• **PROBLEM REQUIREMENTS**: Give the number of lines holding the string "accent", and nothing else.

• **SUPPLIED ENTRIES**:

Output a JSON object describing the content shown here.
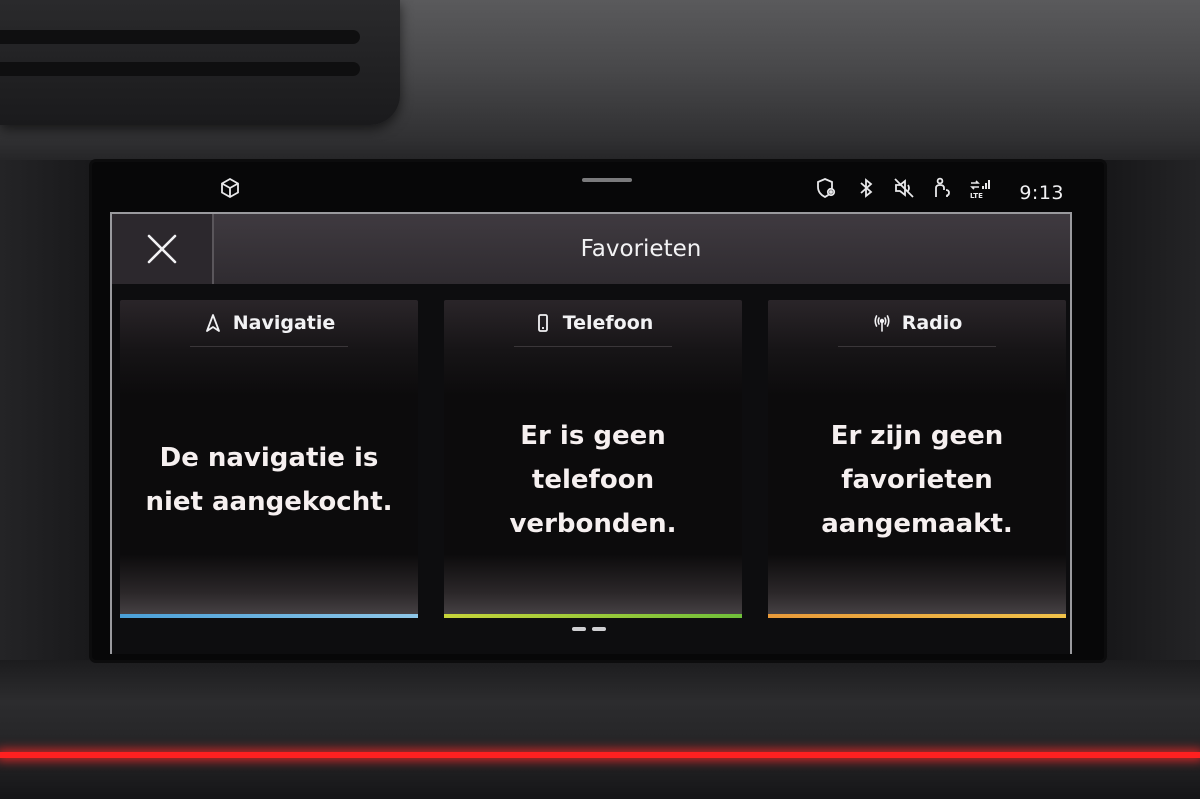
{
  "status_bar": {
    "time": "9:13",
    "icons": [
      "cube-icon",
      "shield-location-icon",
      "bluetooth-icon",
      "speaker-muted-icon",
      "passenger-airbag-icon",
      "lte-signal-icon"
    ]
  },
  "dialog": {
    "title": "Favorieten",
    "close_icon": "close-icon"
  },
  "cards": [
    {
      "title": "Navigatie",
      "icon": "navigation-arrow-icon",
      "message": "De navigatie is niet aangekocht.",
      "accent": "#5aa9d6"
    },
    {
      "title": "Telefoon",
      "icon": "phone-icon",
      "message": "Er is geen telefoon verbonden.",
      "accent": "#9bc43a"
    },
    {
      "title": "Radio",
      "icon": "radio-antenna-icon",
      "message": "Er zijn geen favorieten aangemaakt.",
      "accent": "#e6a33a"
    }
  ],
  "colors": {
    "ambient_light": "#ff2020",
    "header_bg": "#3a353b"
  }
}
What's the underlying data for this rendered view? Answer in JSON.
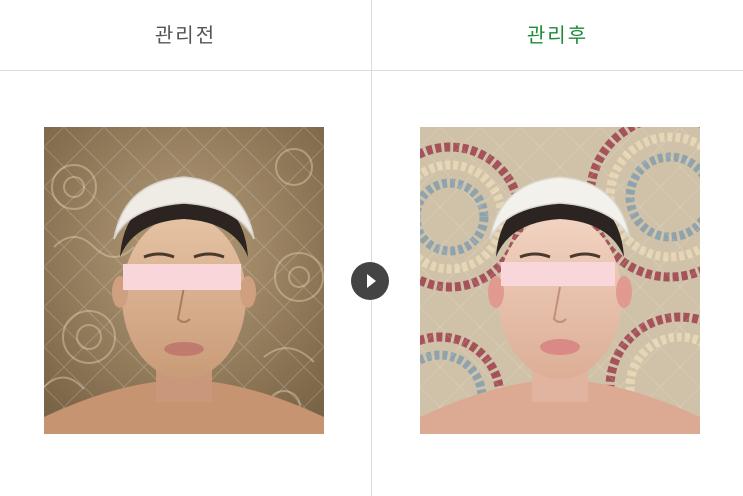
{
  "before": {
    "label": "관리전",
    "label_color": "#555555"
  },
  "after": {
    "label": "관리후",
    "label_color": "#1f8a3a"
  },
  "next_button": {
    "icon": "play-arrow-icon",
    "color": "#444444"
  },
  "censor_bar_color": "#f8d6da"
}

• **ANSWER IN FULL**: 3